| Task |
What lines of the data include the string "Martinez"? Copy them all.
— Start of Records supplied —
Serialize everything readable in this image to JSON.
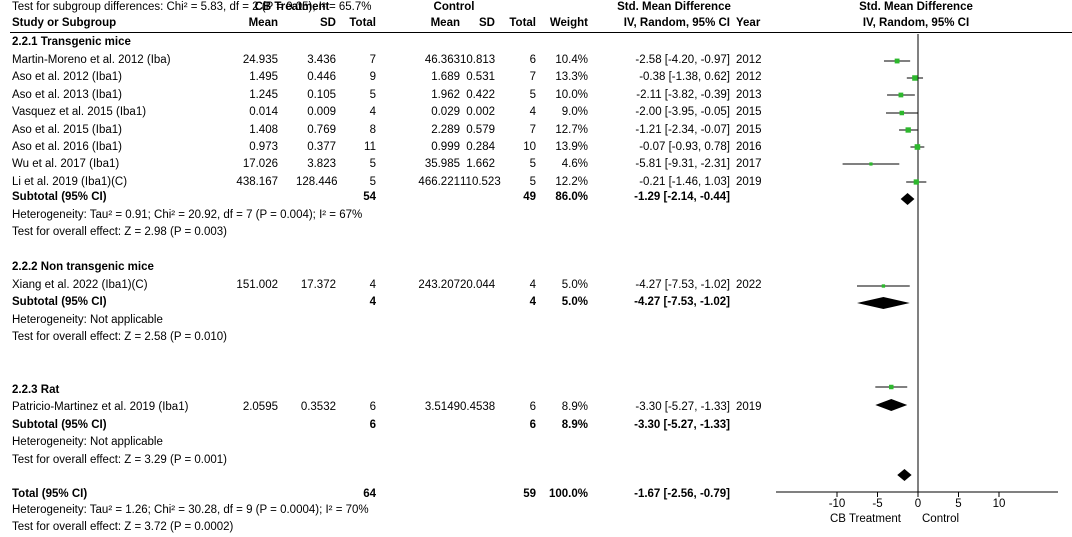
{
  "header": {
    "group_treatment": "CB Treatment",
    "group_control": "Control",
    "smd_title": "Std. Mean Difference",
    "col_study": "Study or Subgroup",
    "col_mean": "Mean",
    "col_sd": "SD",
    "col_total": "Total",
    "col_weight": "Weight",
    "col_method": "IV, Random, 95% CI",
    "col_year": "Year"
  },
  "rows": [
    {
      "kind": "subgroup",
      "label": "2.2.1 Transgenic mice"
    },
    {
      "kind": "study",
      "label": "Martin-Moreno et al. 2012 (Iba)",
      "t_mean": "24.935",
      "t_sd": "3.436",
      "t_total": "7",
      "c_mean": "46.363",
      "c_sd": "10.813",
      "c_total": "6",
      "weight": "10.4%",
      "ci": "-2.58 [-4.20, -0.97]",
      "year": "2012"
    },
    {
      "kind": "study",
      "label": "Aso et al. 2012 (Iba1)",
      "t_mean": "1.495",
      "t_sd": "0.446",
      "t_total": "9",
      "c_mean": "1.689",
      "c_sd": "0.531",
      "c_total": "7",
      "weight": "13.3%",
      "ci": "-0.38 [-1.38, 0.62]",
      "year": "2012"
    },
    {
      "kind": "study",
      "label": "Aso et al. 2013 (Iba1)",
      "t_mean": "1.245",
      "t_sd": "0.105",
      "t_total": "5",
      "c_mean": "1.962",
      "c_sd": "0.422",
      "c_total": "5",
      "weight": "10.0%",
      "ci": "-2.11 [-3.82, -0.39]",
      "year": "2013"
    },
    {
      "kind": "study",
      "label": "Vasquez et al. 2015 (Iba1)",
      "t_mean": "0.014",
      "t_sd": "0.009",
      "t_total": "4",
      "c_mean": "0.029",
      "c_sd": "0.002",
      "c_total": "4",
      "weight": "9.0%",
      "ci": "-2.00 [-3.95, -0.05]",
      "year": "2015"
    },
    {
      "kind": "study",
      "label": "Aso et al. 2015 (Iba1)",
      "t_mean": "1.408",
      "t_sd": "0.769",
      "t_total": "8",
      "c_mean": "2.289",
      "c_sd": "0.579",
      "c_total": "7",
      "weight": "12.7%",
      "ci": "-1.21 [-2.34, -0.07]",
      "year": "2015"
    },
    {
      "kind": "study",
      "label": "Aso et al. 2016 (Iba1)",
      "t_mean": "0.973",
      "t_sd": "0.377",
      "t_total": "11",
      "c_mean": "0.999",
      "c_sd": "0.284",
      "c_total": "10",
      "weight": "13.9%",
      "ci": "-0.07 [-0.93, 0.78]",
      "year": "2016"
    },
    {
      "kind": "study",
      "label": "Wu et al. 2017 (Iba1)",
      "t_mean": "17.026",
      "t_sd": "3.823",
      "t_total": "5",
      "c_mean": "35.985",
      "c_sd": "1.662",
      "c_total": "5",
      "weight": "4.6%",
      "ci": "-5.81 [-9.31, -2.31]",
      "year": "2017"
    },
    {
      "kind": "study",
      "label": "Li et al. 2019 (Iba1)(C)",
      "t_mean": "438.167",
      "t_sd": "128.446",
      "t_total": "5",
      "c_mean": "466.221",
      "c_sd": "110.523",
      "c_total": "5",
      "weight": "12.2%",
      "ci": "-0.21 [-1.46, 1.03]",
      "year": "2019"
    },
    {
      "kind": "subtotal",
      "label": "Subtotal (95% CI)",
      "t_total": "54",
      "c_total": "49",
      "weight": "86.0%",
      "ci": "-1.29 [-2.14, -0.44]"
    },
    {
      "kind": "note",
      "label": "Heterogeneity: Tau² = 0.91; Chi² = 20.92, df = 7 (P = 0.004); I² = 67%"
    },
    {
      "kind": "note",
      "label": "Test for overall effect: Z = 2.98 (P = 0.003)"
    },
    {
      "kind": "blank"
    },
    {
      "kind": "subgroup",
      "label": "2.2.2 Non transgenic mice"
    },
    {
      "kind": "study",
      "label": "Xiang et al. 2022 (Iba1)(C)",
      "t_mean": "151.002",
      "t_sd": "17.372",
      "t_total": "4",
      "c_mean": "243.207",
      "c_sd": "20.044",
      "c_total": "4",
      "weight": "5.0%",
      "ci": "-4.27 [-7.53, -1.02]",
      "year": "2022"
    },
    {
      "kind": "subtotal",
      "label": "Subtotal (95% CI)",
      "t_total": "4",
      "c_total": "4",
      "weight": "5.0%",
      "ci": "-4.27 [-7.53, -1.02]"
    },
    {
      "kind": "note",
      "label": "Heterogeneity: Not applicable"
    },
    {
      "kind": "note",
      "label": "Test for overall effect: Z = 2.58 (P = 0.010)"
    },
    {
      "kind": "blank"
    },
    {
      "kind": "subgroup",
      "label": "2.2.3 Rat"
    },
    {
      "kind": "study",
      "label": "Patricio-Martinez et al. 2019 (Iba1)",
      "t_mean": "2.0595",
      "t_sd": "0.3532",
      "t_total": "6",
      "c_mean": "3.5149",
      "c_sd": "0.4538",
      "c_total": "6",
      "weight": "8.9%",
      "ci": "-3.30 [-5.27, -1.33]",
      "year": "2019"
    },
    {
      "kind": "subtotal",
      "label": "Subtotal (95% CI)",
      "t_total": "6",
      "c_total": "6",
      "weight": "8.9%",
      "ci": "-3.30 [-5.27, -1.33]"
    },
    {
      "kind": "note",
      "label": "Heterogeneity: Not applicable"
    },
    {
      "kind": "note",
      "label": "Test for overall effect: Z = 3.29 (P = 0.001)"
    },
    {
      "kind": "blank"
    },
    {
      "kind": "total",
      "label": "Total (95% CI)",
      "t_total": "64",
      "c_total": "59",
      "weight": "100.0%",
      "ci": "-1.67 [-2.56, -0.79]"
    },
    {
      "kind": "note",
      "label": "Heterogeneity: Tau² = 1.26; Chi² = 30.28, df = 9 (P = 0.0004); I² = 70%"
    },
    {
      "kind": "note",
      "label": "Test for overall effect: Z = 3.72 (P = 0.0002)"
    },
    {
      "kind": "note",
      "label": "Test for subgroup differences: Chi² = 5.83, df = 2 (P = 0.05), I² = 65.7%"
    }
  ],
  "chart_data": {
    "type": "forest",
    "title": "Std. Mean Difference",
    "subtitle": "IV, Random, 95% CI",
    "xlim": [
      -10,
      10
    ],
    "ticks": [
      -10,
      -5,
      0,
      5,
      10
    ],
    "tick_labels": [
      "-10",
      "-5",
      "0",
      "5",
      "10"
    ],
    "left_label": "CB Treatment",
    "right_label": "Control",
    "grid": false,
    "marker_color": "#2db82d",
    "diamond_color": "#000000",
    "studies": [
      {
        "label": "Martin-Moreno et al. 2012 (Iba)",
        "est": -2.58,
        "lo": -4.2,
        "hi": -0.97,
        "weight": 10.4
      },
      {
        "label": "Aso et al. 2012 (Iba1)",
        "est": -0.38,
        "lo": -1.38,
        "hi": 0.62,
        "weight": 13.3
      },
      {
        "label": "Aso et al. 2013 (Iba1)",
        "est": -2.11,
        "lo": -3.82,
        "hi": -0.39,
        "weight": 10.0
      },
      {
        "label": "Vasquez et al. 2015 (Iba1)",
        "est": -2.0,
        "lo": -3.95,
        "hi": -0.05,
        "weight": 9.0
      },
      {
        "label": "Aso et al. 2015 (Iba1)",
        "est": -1.21,
        "lo": -2.34,
        "hi": -0.07,
        "weight": 12.7
      },
      {
        "label": "Aso et al. 2016 (Iba1)",
        "est": -0.07,
        "lo": -0.93,
        "hi": 0.78,
        "weight": 13.9
      },
      {
        "label": "Wu et al. 2017 (Iba1)",
        "est": -5.81,
        "lo": -9.31,
        "hi": -2.31,
        "weight": 4.6
      },
      {
        "label": "Li et al. 2019 (Iba1)(C)",
        "est": -0.21,
        "lo": -1.46,
        "hi": 1.03,
        "weight": 12.2
      },
      {
        "label": "Xiang et al. 2022 (Iba1)(C)",
        "est": -4.27,
        "lo": -7.53,
        "hi": -1.02,
        "weight": 5.0
      },
      {
        "label": "Patricio-Martinez et al. 2019 (Iba1)",
        "est": -3.3,
        "lo": -5.27,
        "hi": -1.33,
        "weight": 8.9
      }
    ],
    "summaries": [
      {
        "label": "Subtotal 2.2.1 Transgenic mice",
        "est": -1.29,
        "lo": -2.14,
        "hi": -0.44
      },
      {
        "label": "Subtotal 2.2.2 Non transgenic mice",
        "est": -4.27,
        "lo": -7.53,
        "hi": -1.02
      },
      {
        "label": "Subtotal 2.2.3 Rat",
        "est": -3.3,
        "lo": -5.27,
        "hi": -1.33
      },
      {
        "label": "Total (95% CI)",
        "est": -1.67,
        "lo": -2.56,
        "hi": -0.79
      }
    ]
  }
}
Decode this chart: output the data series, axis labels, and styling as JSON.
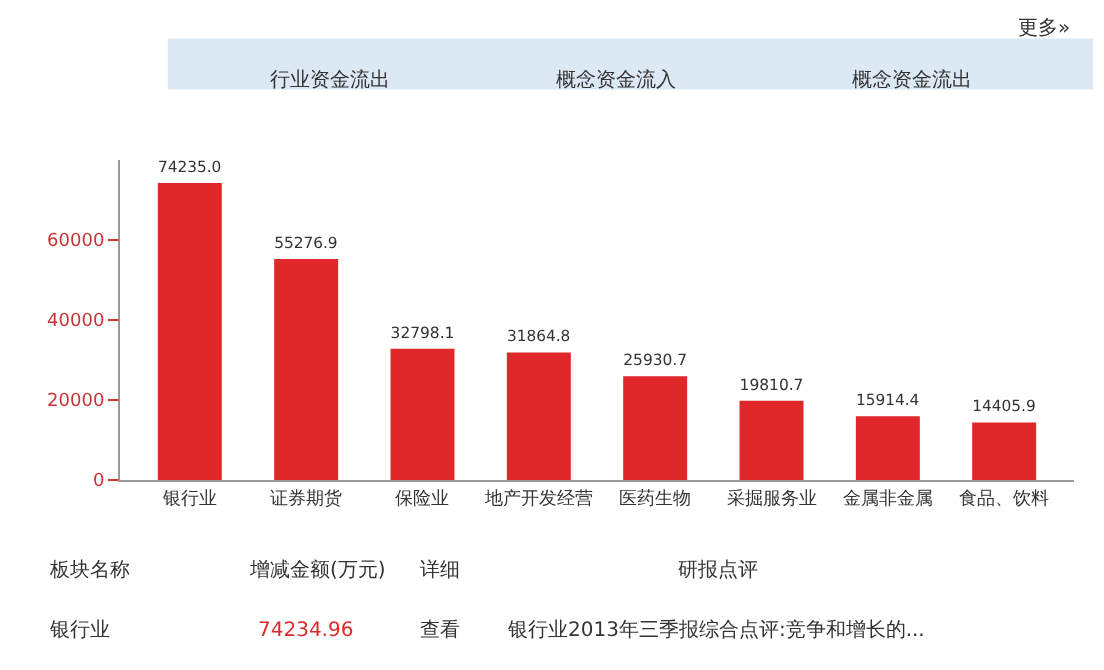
{
  "chart_data": {
    "type": "bar",
    "categories": [
      "银行业",
      "证券期货",
      "保险业",
      "地产开发经营",
      "医药生物",
      "采掘服务业",
      "金属非金属",
      "食品、饮料"
    ],
    "values": [
      74235.0,
      55276.9,
      32798.1,
      31864.8,
      25930.7,
      19810.7,
      15914.4,
      14405.9
    ],
    "color": "#e0282a",
    "ylim": [
      0,
      80000
    ],
    "yticks": [
      0,
      20000,
      40000,
      60000
    ],
    "value_labels": [
      "74235.0",
      "55276.9",
      "32798.1",
      "31864.8",
      "25930.7",
      "19810.7",
      "15914.4",
      "14405.9"
    ],
    "annotations": [
      "行业资金流出",
      "概念资金流入",
      "概念资金流出",
      "更多»",
      "板块名称",
      "增减金额(万元)",
      "详细",
      "研报点评",
      "银行业",
      "74234.96",
      "查看",
      "银行业2013年三季报综合点评:竞争和增长的..."
    ]
  }
}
— End of Records supplied —
| Reply to the exercise |
      "label": "Patricio-Martinez et al. 2019 (Iba1)",
        "label": "Patricio-Martinez et al. 2019 (Iba1)",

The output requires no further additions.